• Requirement
Locate every line that holds the string "DICH" and copy it.

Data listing
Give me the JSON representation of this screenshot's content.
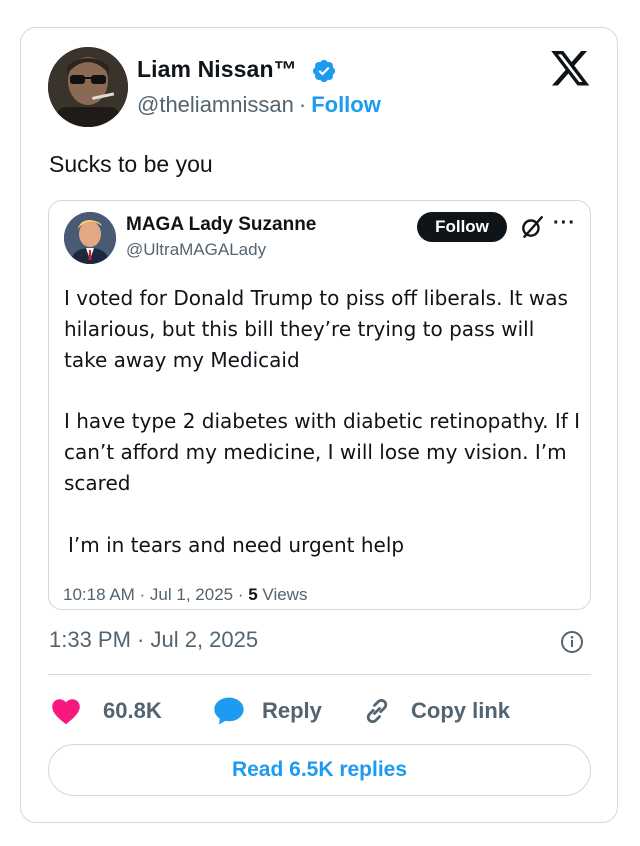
{
  "tweet": {
    "author_name": "Liam Nissan™",
    "handle": "@theliamnissan",
    "separator": "·",
    "follow_label": "Follow",
    "text": "Sucks to be you",
    "timestamp": "1:33 PM · Jul 2, 2025",
    "brand_icon": "x-logo-icon",
    "verified_icon": "verified-badge-icon"
  },
  "quoted_tweet": {
    "author_name": "MAGA Lady Suzanne",
    "handle": "@UltraMAGALady",
    "follow_label": "Follow",
    "more_label": "···",
    "paragraph1": "I voted for Donald Trump to piss off liberals. It was\nhilarious, but this bill they’re trying to pass will\ntake away my Medicaid",
    "paragraph2": "I have type 2 diabetes with diabetic retinopathy. If I\ncan’t afford my medicine, I will lose my vision. I’m\nscared",
    "paragraph3": "I’m in tears and need urgent help",
    "meta_time": "10:18 AM · Jul 1, 2025 · ",
    "views_count": "5",
    "views_label": " Views"
  },
  "actions": {
    "like_count": "60.8K",
    "reply_label": "Reply",
    "copy_label": "Copy link"
  },
  "read_replies_label": "Read 6.5K replies",
  "colors": {
    "accent": "#1d9bf0",
    "like": "#f91880",
    "text": "#0f1419",
    "muted": "#536471",
    "border": "#cfd9de"
  }
}
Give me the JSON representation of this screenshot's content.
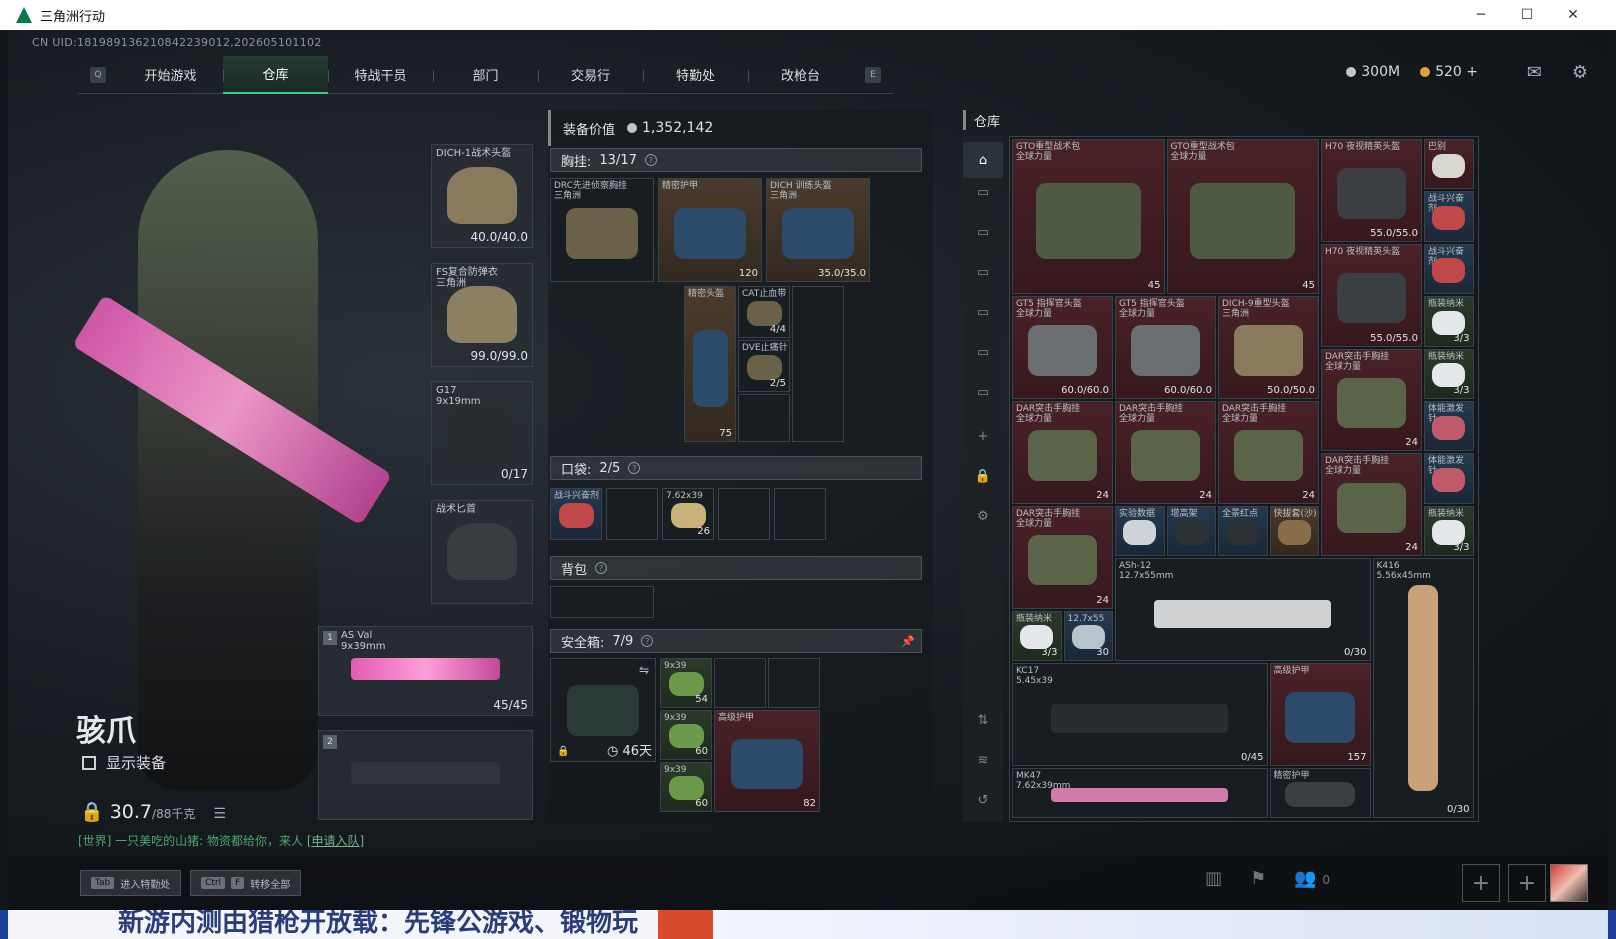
{
  "window": {
    "title": "三角洲行动",
    "controls": [
      "─",
      "☐",
      "✕"
    ]
  },
  "uid": "CN UID:181989136210842239012,202605101102",
  "nav": {
    "key_left": "Q",
    "key_right": "E",
    "tabs": [
      "开始游戏",
      "仓库",
      "特战干员",
      "部门",
      "交易行",
      "特勤处",
      "改枪台"
    ],
    "active_index": 1
  },
  "currency": {
    "silver": "300M",
    "gold": "520",
    "add": "+"
  },
  "operator": {
    "name": "骇爪",
    "show_gear_label": "显示装备",
    "weight": "30.7",
    "weight_max": "/88千克"
  },
  "chat": {
    "text": "[世界] 一只美吃的山猪: 物资都给你，来人",
    "link": "[申请入队]"
  },
  "equip_slots": [
    {
      "name": "DICH-1战术头盔",
      "sub": "",
      "value": "40.0/40.0",
      "color": "#8a7a5c"
    },
    {
      "name": "FS复合防弹衣",
      "sub": "三角洲",
      "value": "99.0/99.0",
      "color": "#8d7f62"
    },
    {
      "name": "G17",
      "sub": "9x19mm",
      "value": "0/17",
      "color": "#2a2d30"
    },
    {
      "name": "战术匕首",
      "sub": "",
      "value": "",
      "color": "#3a3d40"
    }
  ],
  "weapon_slots": [
    {
      "num": "1",
      "name": "AS Val",
      "sub": "9x39mm",
      "value": "45/45"
    },
    {
      "num": "2",
      "name": "",
      "sub": "",
      "value": ""
    }
  ],
  "loadout": {
    "value_label": "装备价值",
    "value": "1,352,142",
    "chest_label": "胸挂:",
    "chest_count": "13/17",
    "chest_items": [
      {
        "name": "DRC先进侦察胸挂",
        "sub": "三角洲",
        "value": "",
        "bg": "gray"
      },
      {
        "name": "精密护甲",
        "sub": "",
        "value": "120",
        "bg": "brown"
      },
      {
        "name": "DICH 训练头盔",
        "sub": "三角洲",
        "value": "35.0/35.0",
        "bg": "brown"
      },
      {
        "name": "精密头盔",
        "sub": "",
        "value": "75",
        "bg": "brown"
      },
      {
        "name": "CAT止血带",
        "sub": "",
        "value": "4/4",
        "bg": "gray"
      },
      {
        "name": "DVE止痛针",
        "sub": "",
        "value": "2/5",
        "bg": "gray"
      }
    ],
    "pocket_label": "口袋:",
    "pocket_count": "2/5",
    "pocket_items": [
      {
        "name": "战斗兴奋剂",
        "value": ""
      },
      {
        "name": "7.62x39",
        "value": "26"
      }
    ],
    "backpack_label": "背包",
    "safe_label": "安全箱:",
    "safe_count": "7/9",
    "safe_timer": "46天",
    "safe_items": [
      {
        "name": "9x39",
        "value": "54"
      },
      {
        "name": "9x39",
        "value": "60"
      },
      {
        "name": "9x39",
        "value": "60"
      },
      {
        "name": "高级护甲",
        "value": "82"
      }
    ]
  },
  "stash": {
    "title": "仓库",
    "items": [
      {
        "name": "GTO重型战术包",
        "sub": "全球力量",
        "value": "45",
        "bg": "red",
        "col": 0,
        "row": 0,
        "w": 3,
        "h": 3,
        "art": "#4f5a43"
      },
      {
        "name": "GTO重型战术包",
        "sub": "全球力量",
        "value": "45",
        "bg": "red",
        "col": 3,
        "row": 0,
        "w": 3,
        "h": 3,
        "art": "#4f5a43"
      },
      {
        "name": "H70 夜视精英头盔",
        "sub": "",
        "value": "55.0/55.0",
        "bg": "red",
        "col": 6,
        "row": 0,
        "w": 2,
        "h": 2,
        "art": "#3b3f44"
      },
      {
        "name": "巴别",
        "sub": "",
        "value": "",
        "bg": "red",
        "col": 8,
        "row": 0,
        "w": 1,
        "h": 1,
        "art": "#d8d8d0"
      },
      {
        "name": "战斗兴奋剂",
        "sub": "",
        "value": "",
        "bg": "blue",
        "col": 8,
        "row": 1,
        "w": 1,
        "h": 1,
        "art": "#c04848"
      },
      {
        "name": "H70 夜视精英头盔",
        "sub": "",
        "value": "55.0/55.0",
        "bg": "red",
        "col": 6,
        "row": 2,
        "w": 2,
        "h": 2,
        "art": "#3b3f44"
      },
      {
        "name": "战斗兴奋剂",
        "sub": "",
        "value": "",
        "bg": "blue",
        "col": 8,
        "row": 2,
        "w": 1,
        "h": 1,
        "art": "#c04848"
      },
      {
        "name": "GT5 指挥官头盔",
        "sub": "全球力量",
        "value": "60.0/60.0",
        "bg": "red",
        "col": 0,
        "row": 3,
        "w": 2,
        "h": 2,
        "art": "#6a6f72"
      },
      {
        "name": "GT5 指挥官头盔",
        "sub": "全球力量",
        "value": "60.0/60.0",
        "bg": "red",
        "col": 2,
        "row": 3,
        "w": 2,
        "h": 2,
        "art": "#6a6f72"
      },
      {
        "name": "DICH-9重型头盔",
        "sub": "三角洲",
        "value": "50.0/50.0",
        "bg": "red",
        "col": 4,
        "row": 3,
        "w": 2,
        "h": 2,
        "art": "#8a7a5c"
      },
      {
        "name": "瓶装纳米",
        "sub": "",
        "value": "3/3",
        "bg": "green",
        "col": 8,
        "row": 3,
        "w": 1,
        "h": 1,
        "art": "#e4e8ea"
      },
      {
        "name": "DAR突击手胸挂",
        "sub": "全球力量",
        "value": "24",
        "bg": "red",
        "col": 6,
        "row": 4,
        "w": 2,
        "h": 2,
        "art": "#5a6449"
      },
      {
        "name": "瓶装纳米",
        "sub": "",
        "value": "3/3",
        "bg": "green",
        "col": 8,
        "row": 4,
        "w": 1,
        "h": 1,
        "art": "#e4e8ea"
      },
      {
        "name": "DAR突击手胸挂",
        "sub": "全球力量",
        "value": "24",
        "bg": "red",
        "col": 0,
        "row": 5,
        "w": 2,
        "h": 2,
        "art": "#5a6449"
      },
      {
        "name": "DAR突击手胸挂",
        "sub": "全球力量",
        "value": "24",
        "bg": "red",
        "col": 2,
        "row": 5,
        "w": 2,
        "h": 2,
        "art": "#5a6449"
      },
      {
        "name": "DAR突击手胸挂",
        "sub": "全球力量",
        "value": "24",
        "bg": "red",
        "col": 4,
        "row": 5,
        "w": 2,
        "h": 2,
        "art": "#5a6449"
      },
      {
        "name": "体能激发针",
        "sub": "",
        "value": "",
        "bg": "blue",
        "col": 8,
        "row": 5,
        "w": 1,
        "h": 1,
        "art": "#c05a6a"
      },
      {
        "name": "DAR突击手胸挂",
        "sub": "全球力量",
        "value": "24",
        "bg": "red",
        "col": 6,
        "row": 6,
        "w": 2,
        "h": 2,
        "art": "#5a6449"
      },
      {
        "name": "体能激发针",
        "sub": "",
        "value": "",
        "bg": "blue",
        "col": 8,
        "row": 6,
        "w": 1,
        "h": 1,
        "art": "#c05a6a"
      },
      {
        "name": "DAR突击手胸挂",
        "sub": "全球力量",
        "value": "24",
        "bg": "red",
        "col": 0,
        "row": 7,
        "w": 2,
        "h": 2,
        "art": "#5a6449"
      },
      {
        "name": "实验数据",
        "sub": "",
        "value": "",
        "bg": "blue",
        "col": 2,
        "row": 7,
        "w": 1,
        "h": 1,
        "art": "#d0d4d8"
      },
      {
        "name": "增高架",
        "sub": "",
        "value": "",
        "bg": "blue",
        "col": 3,
        "row": 7,
        "w": 1,
        "h": 1,
        "art": "#2c3136"
      },
      {
        "name": "全景红点",
        "sub": "",
        "value": "",
        "bg": "blue",
        "col": 4,
        "row": 7,
        "w": 1,
        "h": 1,
        "art": "#2c3136"
      },
      {
        "name": "快拔套(沙)",
        "sub": "",
        "value": "",
        "bg": "brown",
        "col": 5,
        "row": 7,
        "w": 1,
        "h": 1,
        "art": "#8a6d4a"
      },
      {
        "name": "瓶装纳米",
        "sub": "",
        "value": "3/3",
        "bg": "green",
        "col": 8,
        "row": 7,
        "w": 1,
        "h": 1,
        "art": "#e4e8ea"
      },
      {
        "name": "ASh-12",
        "sub": "12.7x55mm",
        "value": "0/30",
        "bg": "gray",
        "col": 2,
        "row": 8,
        "w": 5,
        "h": 2,
        "art": "#cfd1d3"
      },
      {
        "name": "K416",
        "sub": "5.56x45mm",
        "value": "0/30",
        "bg": "gray",
        "col": 7,
        "row": 8,
        "w": 2,
        "h": 5,
        "art": "#c9a27a"
      },
      {
        "name": "瓶装纳米",
        "sub": "",
        "value": "3/3",
        "bg": "green",
        "col": 0,
        "row": 9,
        "w": 1,
        "h": 1,
        "art": "#e4e8ea"
      },
      {
        "name": "12.7x55",
        "sub": "",
        "value": "30",
        "bg": "blue",
        "col": 1,
        "row": 9,
        "w": 1,
        "h": 1,
        "art": "#b8c4cc"
      },
      {
        "name": "KC17",
        "sub": "5.45x39",
        "value": "0/45",
        "bg": "gray",
        "col": 0,
        "row": 10,
        "w": 5,
        "h": 2,
        "art": "#2a2d30"
      },
      {
        "name": "高级护甲",
        "sub": "",
        "value": "157",
        "bg": "red",
        "col": 5,
        "row": 10,
        "w": 2,
        "h": 2,
        "art": "#2c4a6a"
      },
      {
        "name": "MK47",
        "sub": "7.62x39mm",
        "value": "",
        "bg": "gray",
        "col": 0,
        "row": 12,
        "w": 5,
        "h": 1,
        "art": "#d27aa8"
      },
      {
        "name": "精密护甲",
        "sub": "",
        "value": "",
        "bg": "gray",
        "col": 5,
        "row": 12,
        "w": 2,
        "h": 1,
        "art": "#3b3f44"
      }
    ]
  },
  "stash_sidebar": [
    "vault-icon",
    "category-icon",
    "category-icon",
    "category-icon",
    "category-icon",
    "category-icon",
    "category-icon",
    "add-icon",
    "lock-icon",
    "settings-icon",
    "sort-icon",
    "layers-icon",
    "recycle-icon"
  ],
  "bottom": {
    "hint1_key": "Tab",
    "hint1_label": "进入特勤处",
    "hint2_key1": "Ctrl",
    "hint2_key2": "F",
    "hint2_label": "转移全部",
    "friends_count": "0"
  },
  "taskbar": {
    "ticker": "新游内测由猎枪开放载：先锋公游戏、锻物玩"
  },
  "colors": {
    "accent": "#2fd08c",
    "silver_coin": "#c0c6cc",
    "gold_coin": "#e0a23a",
    "rare_red": "#4a2228"
  }
}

• Final result
      "name": "DICH-1战术头盔",
        "name": "DICH 训练头盔",
        "name": "DICH-9重型头盔",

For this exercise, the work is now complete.